Task to complete:
For the listing below, give the count of lines containing "Settings", and no other text.
◆ ◆ ◆ ◆
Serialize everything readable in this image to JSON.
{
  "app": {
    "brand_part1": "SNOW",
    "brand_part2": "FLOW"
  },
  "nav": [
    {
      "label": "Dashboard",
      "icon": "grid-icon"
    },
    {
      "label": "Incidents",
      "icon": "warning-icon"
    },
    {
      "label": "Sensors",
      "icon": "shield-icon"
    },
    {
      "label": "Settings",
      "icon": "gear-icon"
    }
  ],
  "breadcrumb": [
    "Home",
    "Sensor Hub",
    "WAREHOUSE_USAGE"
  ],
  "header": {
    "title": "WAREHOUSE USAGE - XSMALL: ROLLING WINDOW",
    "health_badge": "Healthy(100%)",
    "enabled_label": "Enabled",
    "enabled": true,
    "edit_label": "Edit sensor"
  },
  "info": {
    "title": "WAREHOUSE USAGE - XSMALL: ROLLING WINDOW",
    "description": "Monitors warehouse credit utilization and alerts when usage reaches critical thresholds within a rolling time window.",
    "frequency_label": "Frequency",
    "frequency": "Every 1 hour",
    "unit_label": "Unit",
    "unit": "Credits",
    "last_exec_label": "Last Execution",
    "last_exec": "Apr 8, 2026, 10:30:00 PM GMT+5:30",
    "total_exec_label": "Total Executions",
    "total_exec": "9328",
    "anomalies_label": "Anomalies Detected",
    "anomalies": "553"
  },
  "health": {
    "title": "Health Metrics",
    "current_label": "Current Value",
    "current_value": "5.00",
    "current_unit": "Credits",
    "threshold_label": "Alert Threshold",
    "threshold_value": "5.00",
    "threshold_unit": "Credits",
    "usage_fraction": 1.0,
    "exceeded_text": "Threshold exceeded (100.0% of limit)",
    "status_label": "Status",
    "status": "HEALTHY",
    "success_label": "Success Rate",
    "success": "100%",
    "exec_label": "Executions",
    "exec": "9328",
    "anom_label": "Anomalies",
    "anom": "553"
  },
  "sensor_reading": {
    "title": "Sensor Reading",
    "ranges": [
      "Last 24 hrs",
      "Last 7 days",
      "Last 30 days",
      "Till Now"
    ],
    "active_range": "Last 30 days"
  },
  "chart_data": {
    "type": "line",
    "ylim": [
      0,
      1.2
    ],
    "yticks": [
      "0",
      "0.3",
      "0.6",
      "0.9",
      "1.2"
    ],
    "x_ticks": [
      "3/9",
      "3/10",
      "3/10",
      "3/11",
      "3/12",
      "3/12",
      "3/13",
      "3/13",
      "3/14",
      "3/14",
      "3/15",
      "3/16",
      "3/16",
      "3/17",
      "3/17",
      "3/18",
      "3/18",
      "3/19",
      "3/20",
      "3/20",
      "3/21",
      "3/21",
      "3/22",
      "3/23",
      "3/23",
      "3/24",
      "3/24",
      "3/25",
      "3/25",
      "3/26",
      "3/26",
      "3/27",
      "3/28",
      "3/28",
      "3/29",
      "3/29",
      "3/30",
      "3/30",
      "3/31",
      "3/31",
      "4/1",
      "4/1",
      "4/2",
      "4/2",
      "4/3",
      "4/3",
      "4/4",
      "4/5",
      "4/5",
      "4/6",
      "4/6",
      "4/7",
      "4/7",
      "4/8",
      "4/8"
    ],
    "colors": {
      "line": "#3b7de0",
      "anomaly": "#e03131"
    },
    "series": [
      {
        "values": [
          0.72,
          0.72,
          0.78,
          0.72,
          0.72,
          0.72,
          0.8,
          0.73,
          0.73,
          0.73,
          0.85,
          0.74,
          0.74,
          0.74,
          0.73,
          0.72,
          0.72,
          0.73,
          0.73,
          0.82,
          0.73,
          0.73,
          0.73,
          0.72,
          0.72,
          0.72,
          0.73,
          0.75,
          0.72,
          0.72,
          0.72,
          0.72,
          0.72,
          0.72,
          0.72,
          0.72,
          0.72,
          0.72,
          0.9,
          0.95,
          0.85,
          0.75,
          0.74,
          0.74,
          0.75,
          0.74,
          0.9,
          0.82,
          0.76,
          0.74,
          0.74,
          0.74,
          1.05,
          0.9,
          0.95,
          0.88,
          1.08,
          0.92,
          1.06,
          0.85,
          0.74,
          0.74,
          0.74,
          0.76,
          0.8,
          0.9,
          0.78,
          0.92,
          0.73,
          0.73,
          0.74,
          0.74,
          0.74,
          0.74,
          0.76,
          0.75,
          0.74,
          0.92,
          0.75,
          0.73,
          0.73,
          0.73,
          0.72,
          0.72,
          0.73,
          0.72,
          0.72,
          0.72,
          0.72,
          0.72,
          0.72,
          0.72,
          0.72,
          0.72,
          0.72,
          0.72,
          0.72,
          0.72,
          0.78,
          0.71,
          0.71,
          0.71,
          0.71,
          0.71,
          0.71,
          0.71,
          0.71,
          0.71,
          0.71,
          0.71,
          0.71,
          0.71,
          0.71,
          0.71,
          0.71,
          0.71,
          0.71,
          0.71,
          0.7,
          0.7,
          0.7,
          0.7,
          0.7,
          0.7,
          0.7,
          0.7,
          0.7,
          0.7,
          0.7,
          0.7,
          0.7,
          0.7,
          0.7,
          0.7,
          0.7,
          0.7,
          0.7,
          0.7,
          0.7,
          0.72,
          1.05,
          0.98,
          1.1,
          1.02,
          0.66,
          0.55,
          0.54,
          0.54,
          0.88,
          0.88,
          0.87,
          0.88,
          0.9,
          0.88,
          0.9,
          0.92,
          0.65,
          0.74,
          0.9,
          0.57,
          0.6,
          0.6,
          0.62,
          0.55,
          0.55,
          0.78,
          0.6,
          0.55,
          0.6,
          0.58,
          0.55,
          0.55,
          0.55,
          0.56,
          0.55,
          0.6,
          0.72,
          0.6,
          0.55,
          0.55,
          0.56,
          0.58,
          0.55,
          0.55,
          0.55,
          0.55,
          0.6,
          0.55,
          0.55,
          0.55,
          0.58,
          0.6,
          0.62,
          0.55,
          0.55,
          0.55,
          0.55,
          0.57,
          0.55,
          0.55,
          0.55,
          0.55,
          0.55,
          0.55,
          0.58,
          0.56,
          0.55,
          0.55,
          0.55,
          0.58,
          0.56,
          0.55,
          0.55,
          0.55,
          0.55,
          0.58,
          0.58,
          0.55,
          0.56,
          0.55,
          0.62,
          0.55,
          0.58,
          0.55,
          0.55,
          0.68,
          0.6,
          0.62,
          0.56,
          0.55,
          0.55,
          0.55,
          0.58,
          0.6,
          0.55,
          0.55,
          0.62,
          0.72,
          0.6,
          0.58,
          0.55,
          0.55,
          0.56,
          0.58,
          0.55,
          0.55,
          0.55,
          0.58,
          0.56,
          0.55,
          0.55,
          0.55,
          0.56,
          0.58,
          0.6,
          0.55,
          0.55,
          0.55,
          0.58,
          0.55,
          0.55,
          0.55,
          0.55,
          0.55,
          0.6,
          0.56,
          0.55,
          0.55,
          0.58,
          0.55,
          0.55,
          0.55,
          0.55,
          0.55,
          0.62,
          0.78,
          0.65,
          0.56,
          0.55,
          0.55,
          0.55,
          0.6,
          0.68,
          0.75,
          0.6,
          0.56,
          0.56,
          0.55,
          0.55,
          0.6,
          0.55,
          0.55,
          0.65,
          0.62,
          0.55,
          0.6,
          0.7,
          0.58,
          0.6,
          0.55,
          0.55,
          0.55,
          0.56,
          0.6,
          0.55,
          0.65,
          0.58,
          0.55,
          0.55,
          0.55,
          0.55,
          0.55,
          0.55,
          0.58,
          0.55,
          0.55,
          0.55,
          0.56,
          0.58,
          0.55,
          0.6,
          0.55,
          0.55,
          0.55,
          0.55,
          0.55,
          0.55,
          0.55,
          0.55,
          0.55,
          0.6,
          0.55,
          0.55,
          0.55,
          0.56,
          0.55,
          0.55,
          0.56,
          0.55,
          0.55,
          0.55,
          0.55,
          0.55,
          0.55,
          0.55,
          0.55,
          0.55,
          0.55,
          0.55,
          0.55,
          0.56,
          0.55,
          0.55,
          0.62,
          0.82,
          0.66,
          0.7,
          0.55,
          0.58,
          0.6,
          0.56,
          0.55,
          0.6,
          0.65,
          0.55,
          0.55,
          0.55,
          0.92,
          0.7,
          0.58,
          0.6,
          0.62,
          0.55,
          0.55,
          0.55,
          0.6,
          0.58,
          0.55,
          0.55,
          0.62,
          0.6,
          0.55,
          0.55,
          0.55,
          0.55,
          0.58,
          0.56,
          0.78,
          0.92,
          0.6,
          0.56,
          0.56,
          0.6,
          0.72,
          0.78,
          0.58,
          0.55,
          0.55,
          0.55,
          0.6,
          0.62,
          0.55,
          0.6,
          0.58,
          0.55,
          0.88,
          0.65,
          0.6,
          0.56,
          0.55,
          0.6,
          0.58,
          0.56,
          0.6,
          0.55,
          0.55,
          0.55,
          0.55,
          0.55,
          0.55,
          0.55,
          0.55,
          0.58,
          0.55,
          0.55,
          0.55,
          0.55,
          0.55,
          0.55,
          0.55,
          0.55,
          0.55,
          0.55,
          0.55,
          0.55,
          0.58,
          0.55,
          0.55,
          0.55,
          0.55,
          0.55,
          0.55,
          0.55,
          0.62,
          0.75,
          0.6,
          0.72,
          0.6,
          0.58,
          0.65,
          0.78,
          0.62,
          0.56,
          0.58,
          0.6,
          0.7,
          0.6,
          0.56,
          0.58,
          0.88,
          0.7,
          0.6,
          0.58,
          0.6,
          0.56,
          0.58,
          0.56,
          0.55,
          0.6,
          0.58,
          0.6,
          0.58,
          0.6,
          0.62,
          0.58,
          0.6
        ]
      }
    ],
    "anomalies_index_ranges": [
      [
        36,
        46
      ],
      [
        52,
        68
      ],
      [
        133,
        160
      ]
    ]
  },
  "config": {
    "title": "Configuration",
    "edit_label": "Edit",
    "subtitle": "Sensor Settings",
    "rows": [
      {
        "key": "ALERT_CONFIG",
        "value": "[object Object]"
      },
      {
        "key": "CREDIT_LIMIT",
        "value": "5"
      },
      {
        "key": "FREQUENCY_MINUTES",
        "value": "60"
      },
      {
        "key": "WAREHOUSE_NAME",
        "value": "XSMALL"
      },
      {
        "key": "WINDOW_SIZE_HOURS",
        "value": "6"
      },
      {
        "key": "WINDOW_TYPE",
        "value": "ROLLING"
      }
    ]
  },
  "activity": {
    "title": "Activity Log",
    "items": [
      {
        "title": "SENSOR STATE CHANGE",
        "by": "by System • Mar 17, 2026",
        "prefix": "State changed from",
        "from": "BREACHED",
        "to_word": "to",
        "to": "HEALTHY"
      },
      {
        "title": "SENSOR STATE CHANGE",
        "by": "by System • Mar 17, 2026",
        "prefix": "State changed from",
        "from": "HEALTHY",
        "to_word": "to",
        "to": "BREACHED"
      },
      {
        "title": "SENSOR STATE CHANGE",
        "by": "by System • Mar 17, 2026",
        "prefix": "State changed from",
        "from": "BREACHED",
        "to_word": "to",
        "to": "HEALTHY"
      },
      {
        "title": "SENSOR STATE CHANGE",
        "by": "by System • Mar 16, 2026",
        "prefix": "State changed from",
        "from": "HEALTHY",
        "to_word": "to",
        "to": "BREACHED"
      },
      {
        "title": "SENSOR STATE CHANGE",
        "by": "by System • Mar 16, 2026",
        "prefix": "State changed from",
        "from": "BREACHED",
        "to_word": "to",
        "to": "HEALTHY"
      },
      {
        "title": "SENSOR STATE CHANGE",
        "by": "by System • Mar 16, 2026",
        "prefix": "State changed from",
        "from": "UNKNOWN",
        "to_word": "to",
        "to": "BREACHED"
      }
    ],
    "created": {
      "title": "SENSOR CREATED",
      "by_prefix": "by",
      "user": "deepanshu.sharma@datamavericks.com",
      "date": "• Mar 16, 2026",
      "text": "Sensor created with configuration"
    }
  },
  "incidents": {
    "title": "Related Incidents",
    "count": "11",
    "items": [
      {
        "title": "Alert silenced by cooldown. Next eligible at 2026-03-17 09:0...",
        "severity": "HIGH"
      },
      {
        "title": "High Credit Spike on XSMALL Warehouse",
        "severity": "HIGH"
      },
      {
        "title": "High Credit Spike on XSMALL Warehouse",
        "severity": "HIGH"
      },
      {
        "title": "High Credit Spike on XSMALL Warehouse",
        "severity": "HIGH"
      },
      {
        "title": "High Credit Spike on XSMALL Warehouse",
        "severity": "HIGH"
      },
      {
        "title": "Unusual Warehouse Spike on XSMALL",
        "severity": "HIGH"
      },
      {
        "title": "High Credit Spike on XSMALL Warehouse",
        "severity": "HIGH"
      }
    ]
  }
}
◆ ◆ ◆ ◆
Expected output:
2